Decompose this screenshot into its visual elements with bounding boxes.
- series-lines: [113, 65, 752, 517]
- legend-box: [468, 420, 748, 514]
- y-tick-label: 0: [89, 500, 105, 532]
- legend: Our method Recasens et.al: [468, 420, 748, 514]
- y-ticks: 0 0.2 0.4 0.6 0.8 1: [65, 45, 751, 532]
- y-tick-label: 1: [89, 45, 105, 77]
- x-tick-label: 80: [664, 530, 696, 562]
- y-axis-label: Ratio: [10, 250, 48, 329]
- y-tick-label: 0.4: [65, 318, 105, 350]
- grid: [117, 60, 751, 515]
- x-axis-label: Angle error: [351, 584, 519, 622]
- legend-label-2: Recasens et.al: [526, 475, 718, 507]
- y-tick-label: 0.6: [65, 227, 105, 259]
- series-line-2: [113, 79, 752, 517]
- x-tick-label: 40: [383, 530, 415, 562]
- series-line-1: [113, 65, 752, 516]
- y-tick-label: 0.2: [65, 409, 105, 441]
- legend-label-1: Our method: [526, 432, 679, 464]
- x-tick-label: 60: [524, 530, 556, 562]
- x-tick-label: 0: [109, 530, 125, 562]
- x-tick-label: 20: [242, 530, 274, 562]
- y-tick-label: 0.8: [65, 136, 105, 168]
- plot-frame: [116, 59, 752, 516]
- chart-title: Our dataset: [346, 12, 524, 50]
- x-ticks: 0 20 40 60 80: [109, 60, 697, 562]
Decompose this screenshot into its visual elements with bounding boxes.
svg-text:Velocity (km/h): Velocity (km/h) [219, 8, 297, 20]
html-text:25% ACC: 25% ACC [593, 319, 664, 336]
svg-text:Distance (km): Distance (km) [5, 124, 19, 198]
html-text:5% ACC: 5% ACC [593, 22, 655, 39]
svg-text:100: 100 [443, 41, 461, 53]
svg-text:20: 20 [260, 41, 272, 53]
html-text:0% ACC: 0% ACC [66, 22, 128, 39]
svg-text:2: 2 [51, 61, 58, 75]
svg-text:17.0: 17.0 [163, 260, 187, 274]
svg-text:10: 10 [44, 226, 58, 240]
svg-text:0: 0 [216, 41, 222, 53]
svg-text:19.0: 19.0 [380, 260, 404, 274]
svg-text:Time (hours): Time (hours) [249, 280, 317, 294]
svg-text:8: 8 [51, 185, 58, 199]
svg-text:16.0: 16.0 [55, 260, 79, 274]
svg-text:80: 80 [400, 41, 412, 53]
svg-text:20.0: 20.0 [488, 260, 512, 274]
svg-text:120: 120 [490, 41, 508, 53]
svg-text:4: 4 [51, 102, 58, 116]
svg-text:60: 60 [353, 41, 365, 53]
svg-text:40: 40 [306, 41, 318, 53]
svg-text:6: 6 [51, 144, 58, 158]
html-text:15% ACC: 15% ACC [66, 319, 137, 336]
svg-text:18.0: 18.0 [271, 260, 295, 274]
☆ ☆ ☆ ☆ ☆ ☆ ☆
◆ **To do**
Copy out every line of the records above word for word, in the same order.

◆ **Task answer**
Decompose this screenshot into its visual elements with bounding boxes.
- series-lines: [113, 65, 752, 517]
- legend-box: [468, 420, 748, 514]
- y-tick-label: 0: [89, 500, 105, 532]
- legend: Our method Recasens et.al: [468, 420, 748, 514]
- y-ticks: 0 0.2 0.4 0.6 0.8 1: [65, 45, 751, 532]
- y-tick-label: 1: [89, 45, 105, 77]
- x-tick-label: 80: [664, 530, 696, 562]
- y-axis-label: Ratio: [10, 250, 48, 329]
- y-tick-label: 0.4: [65, 318, 105, 350]
- grid: [117, 60, 751, 515]
- x-axis-label: Angle error: [351, 584, 519, 622]
- legend-label-2: Recasens et.al: [526, 475, 718, 507]
- y-tick-label: 0.6: [65, 227, 105, 259]
- series-line-2: [113, 79, 752, 517]
- x-tick-label: 40: [383, 530, 415, 562]
- series-line-1: [113, 65, 752, 516]
- y-tick-label: 0.2: [65, 409, 105, 441]
- legend-label-1: Our method: [526, 432, 679, 464]
- x-tick-label: 60: [524, 530, 556, 562]
- x-tick-label: 0: [109, 530, 125, 562]
- x-tick-label: 20: [242, 530, 274, 562]
- y-tick-label: 0.8: [65, 136, 105, 168]
- plot-frame: [116, 59, 752, 516]
- chart-title: Our dataset: [346, 12, 524, 50]
- x-ticks: 0 20 40 60 80: [109, 60, 697, 562]
Decompose this screenshot into its visual elements with bounding boxes.
svg-text:Velocity (km/h): Velocity (km/h) [219, 8, 297, 20]
html-text:25% ACC: 25% ACC [593, 319, 664, 336]
svg-text:Distance (km): Distance (km) [5, 124, 19, 198]
html-text:5% ACC: 5% ACC [593, 22, 655, 39]
svg-text:100: 100 [443, 41, 461, 53]
svg-text:20: 20 [260, 41, 272, 53]
html-text:0% ACC: 0% ACC [66, 22, 128, 39]
svg-text:2: 2 [51, 61, 58, 75]
svg-text:17.0: 17.0 [163, 260, 187, 274]
svg-text:10: 10 [44, 226, 58, 240]
svg-text:0: 0 [216, 41, 222, 53]
svg-text:19.0: 19.0 [380, 260, 404, 274]
svg-text:Time (hours): Time (hours) [249, 280, 317, 294]
svg-text:8: 8 [51, 185, 58, 199]
svg-text:16.0: 16.0 [55, 260, 79, 274]
svg-text:80: 80 [400, 41, 412, 53]
svg-text:20.0: 20.0 [488, 260, 512, 274]
svg-text:120: 120 [490, 41, 508, 53]
svg-text:4: 4 [51, 102, 58, 116]
svg-text:60: 60 [353, 41, 365, 53]
svg-text:40: 40 [306, 41, 318, 53]
svg-text:6: 6 [51, 144, 58, 158]
html-text:15% ACC: 15% ACC [66, 319, 137, 336]
svg-text:18.0: 18.0 [271, 260, 295, 274]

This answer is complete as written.